Determine how many lines contain the string "drivers". Reply with that figure and nothing else.

Entries shown:
::::::::::
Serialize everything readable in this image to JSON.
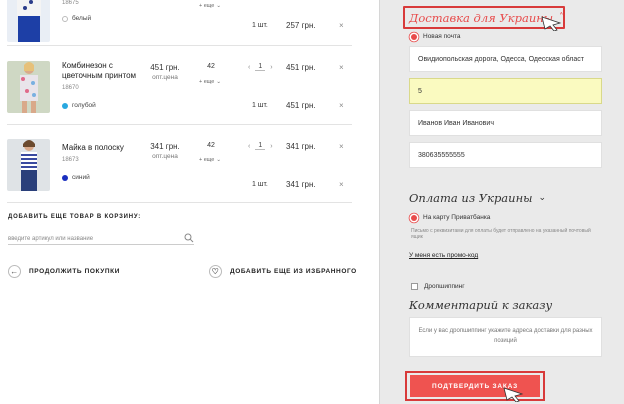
{
  "cart": {
    "items": [
      {
        "sku": "18675",
        "color": "белый",
        "color_hex": "#ffffff",
        "size_more": "+ еще",
        "qty_label": "1 шт.",
        "total": "257 грн.",
        "remove": "×"
      },
      {
        "name": "Комбинезон с цветочным принтом",
        "sku": "18670",
        "color": "голубой",
        "color_hex": "#29a8e0",
        "price": "451 грн.",
        "price_note": "опт.цена",
        "size": "42",
        "size_more": "+ еще",
        "step_minus": "‹",
        "step_value": "1",
        "step_plus": "›",
        "row_price": "451 грн.",
        "qty_label": "1 шт.",
        "total": "451 грн.",
        "remove": "×"
      },
      {
        "name": "Майка в полоску",
        "sku": "18673",
        "color": "синий",
        "color_hex": "#1a2fbf",
        "price": "341 грн.",
        "price_note": "опт.цена",
        "size": "42",
        "size_more": "+ еще",
        "step_minus": "‹",
        "step_value": "1",
        "step_plus": "›",
        "row_price": "341 грн.",
        "qty_label": "1 шт.",
        "total": "341 грн.",
        "remove": "×"
      }
    ],
    "add_title": "ДОБАВИТЬ ЕЩЕ ТОВАР В КОРЗИНУ:",
    "add_placeholder": "введите артикул или название",
    "continue_label": "ПРОДОЛЖИТЬ ПОКУПКИ",
    "favorites_label": "ДОБАВИТЬ ЕЩЕ ИЗ ИЗБРАННОГО"
  },
  "delivery": {
    "title": "Доставка для Украины",
    "accent": "#e84b4b",
    "option": "Новая почта",
    "address": "Овидиопольская дорога, Одесса, Одесская област",
    "branch": "5",
    "name": "Иванов Иван Иванович",
    "phone": "380635555555"
  },
  "payment": {
    "title": "Оплата из Украины",
    "option": "На карту Приватбанка",
    "note": "Письмо с реквизитами для оплаты будет отправлено на указанный почтовый ящик",
    "promo": "У меня есть промо-код",
    "dropship": "Дропшиппинг"
  },
  "comment": {
    "title": "Комментарий к заказу",
    "placeholder": "Если у вас дропшиппинг укажите адреса доставки для разных позиций"
  },
  "confirm_label": "ПОДТВЕРДИТЬ ЗАКАЗ",
  "icons": {
    "chevron": "⌄",
    "search": "search-icon",
    "back": "←",
    "heart": "♡"
  }
}
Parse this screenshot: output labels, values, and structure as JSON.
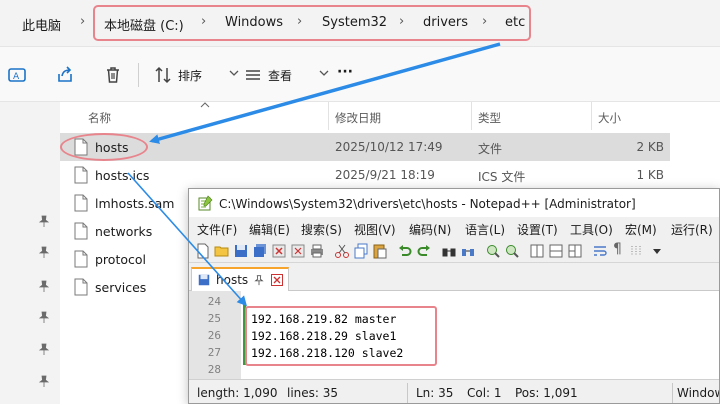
{
  "breadcrumb": {
    "root": "此电脑",
    "items": [
      "本地磁盘 (C:)",
      "Windows",
      "System32",
      "drivers",
      "etc"
    ],
    "separator": "›"
  },
  "toolbar": {
    "sort_label": "排序",
    "view_label": "查看",
    "more_label": "···"
  },
  "columns": {
    "name": "名称",
    "date": "修改日期",
    "type": "类型",
    "size": "大小"
  },
  "files": [
    {
      "name": "hosts",
      "date": "2025/10/12 17:49",
      "type": "文件",
      "size": "2 KB"
    },
    {
      "name": "hosts.ics",
      "date": "2025/9/21 18:19",
      "type": "ICS 文件",
      "size": "1 KB"
    },
    {
      "name": "lmhosts.sam"
    },
    {
      "name": "networks"
    },
    {
      "name": "protocol"
    },
    {
      "name": "services"
    }
  ],
  "notepad": {
    "title": "C:\\Windows\\System32\\drivers\\etc\\hosts - Notepad++ [Administrator]",
    "menu": [
      "文件(F)",
      "编辑(E)",
      "搜索(S)",
      "视图(V)",
      "编码(N)",
      "语言(L)",
      "设置(T)",
      "工具(O)",
      "宏(M)",
      "运行(R)"
    ],
    "tab_label": "hosts",
    "lines": [
      {
        "num": "24",
        "text": ""
      },
      {
        "num": "25",
        "text": "192.168.219.82 master"
      },
      {
        "num": "26",
        "text": "192.168.218.29 slave1"
      },
      {
        "num": "27",
        "text": "192.168.218.120 slave2"
      },
      {
        "num": "28",
        "text": ""
      }
    ],
    "status": {
      "length": "length: 1,090",
      "lines": "lines: 35",
      "ln": "Ln: 35",
      "col": "Col: 1",
      "pos": "Pos: 1,091",
      "eol": "Windows"
    }
  },
  "colors": {
    "highlight": "#e8848c",
    "arrow": "#2b8be6",
    "selection": "#dcdcdc"
  }
}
::::::::::
Task solution: 2